● Requirement
Every line of the material below should be repeated exactly.

* start *

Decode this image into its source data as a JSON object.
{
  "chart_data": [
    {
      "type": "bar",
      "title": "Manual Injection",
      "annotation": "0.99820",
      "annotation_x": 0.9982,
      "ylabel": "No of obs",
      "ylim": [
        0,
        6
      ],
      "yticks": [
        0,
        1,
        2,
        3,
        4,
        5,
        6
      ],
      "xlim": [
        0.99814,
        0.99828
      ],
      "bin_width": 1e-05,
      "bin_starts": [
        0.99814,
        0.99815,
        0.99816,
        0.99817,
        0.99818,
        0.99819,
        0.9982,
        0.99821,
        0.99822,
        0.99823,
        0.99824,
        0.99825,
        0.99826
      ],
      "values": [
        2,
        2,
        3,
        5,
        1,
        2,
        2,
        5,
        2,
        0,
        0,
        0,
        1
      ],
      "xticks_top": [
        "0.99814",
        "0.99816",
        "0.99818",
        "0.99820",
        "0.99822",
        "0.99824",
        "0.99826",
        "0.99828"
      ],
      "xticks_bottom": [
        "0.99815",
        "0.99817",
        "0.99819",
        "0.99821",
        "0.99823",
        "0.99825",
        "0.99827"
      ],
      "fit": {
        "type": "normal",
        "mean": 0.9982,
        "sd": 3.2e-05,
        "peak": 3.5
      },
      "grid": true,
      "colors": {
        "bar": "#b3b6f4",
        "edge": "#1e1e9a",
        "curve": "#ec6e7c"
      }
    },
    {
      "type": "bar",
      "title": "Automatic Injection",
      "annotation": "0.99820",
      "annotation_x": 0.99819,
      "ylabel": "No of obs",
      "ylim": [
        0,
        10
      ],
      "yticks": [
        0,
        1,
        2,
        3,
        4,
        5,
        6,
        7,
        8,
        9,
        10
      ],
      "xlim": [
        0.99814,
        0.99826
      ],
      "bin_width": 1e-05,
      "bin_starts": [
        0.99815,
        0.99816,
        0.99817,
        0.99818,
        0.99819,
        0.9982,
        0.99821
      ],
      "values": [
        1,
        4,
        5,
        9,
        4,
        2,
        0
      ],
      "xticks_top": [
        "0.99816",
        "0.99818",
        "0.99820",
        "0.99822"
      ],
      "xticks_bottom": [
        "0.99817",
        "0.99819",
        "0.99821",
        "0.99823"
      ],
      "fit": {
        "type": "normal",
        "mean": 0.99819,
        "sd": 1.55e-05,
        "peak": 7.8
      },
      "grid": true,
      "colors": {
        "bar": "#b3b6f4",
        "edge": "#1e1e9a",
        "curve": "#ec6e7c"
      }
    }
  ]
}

* end *

● Exercise response
Decode this image into its source data as a JSON object.
{
  "chart_data": [
    {
      "type": "bar",
      "title": "Manual Injection",
      "annotation": "0.99820",
      "annotation_x": 0.9982,
      "ylabel": "No of obs",
      "ylim": [
        0,
        6
      ],
      "yticks": [
        0,
        1,
        2,
        3,
        4,
        5,
        6
      ],
      "xlim": [
        0.99814,
        0.99828
      ],
      "bin_width": 1e-05,
      "bin_starts": [
        0.99814,
        0.99815,
        0.99816,
        0.99817,
        0.99818,
        0.99819,
        0.9982,
        0.99821,
        0.99822,
        0.99823,
        0.99824,
        0.99825,
        0.99826
      ],
      "values": [
        2,
        2,
        3,
        5,
        1,
        2,
        2,
        5,
        2,
        0,
        0,
        0,
        1
      ],
      "xticks_top": [
        "0.99814",
        "0.99816",
        "0.99818",
        "0.99820",
        "0.99822",
        "0.99824",
        "0.99826",
        "0.99828"
      ],
      "xticks_bottom": [
        "0.99815",
        "0.99817",
        "0.99819",
        "0.99821",
        "0.99823",
        "0.99825",
        "0.99827"
      ],
      "fit": {
        "type": "normal",
        "mean": 0.9982,
        "sd": 3.2e-05,
        "peak": 3.5
      },
      "grid": true,
      "colors": {
        "bar": "#b3b6f4",
        "edge": "#1e1e9a",
        "curve": "#ec6e7c"
      }
    },
    {
      "type": "bar",
      "title": "Automatic Injection",
      "annotation": "0.99820",
      "annotation_x": 0.99819,
      "ylabel": "No of obs",
      "ylim": [
        0,
        10
      ],
      "yticks": [
        0,
        1,
        2,
        3,
        4,
        5,
        6,
        7,
        8,
        9,
        10
      ],
      "xlim": [
        0.99814,
        0.99826
      ],
      "bin_width": 1e-05,
      "bin_starts": [
        0.99815,
        0.99816,
        0.99817,
        0.99818,
        0.99819,
        0.9982,
        0.99821
      ],
      "values": [
        1,
        4,
        5,
        9,
        4,
        2,
        0
      ],
      "xticks_top": [
        "0.99816",
        "0.99818",
        "0.99820",
        "0.99822"
      ],
      "xticks_bottom": [
        "0.99817",
        "0.99819",
        "0.99821",
        "0.99823"
      ],
      "fit": {
        "type": "normal",
        "mean": 0.99819,
        "sd": 1.55e-05,
        "peak": 7.8
      },
      "grid": true,
      "colors": {
        "bar": "#b3b6f4",
        "edge": "#1e1e9a",
        "curve": "#ec6e7c"
      }
    }
  ]
}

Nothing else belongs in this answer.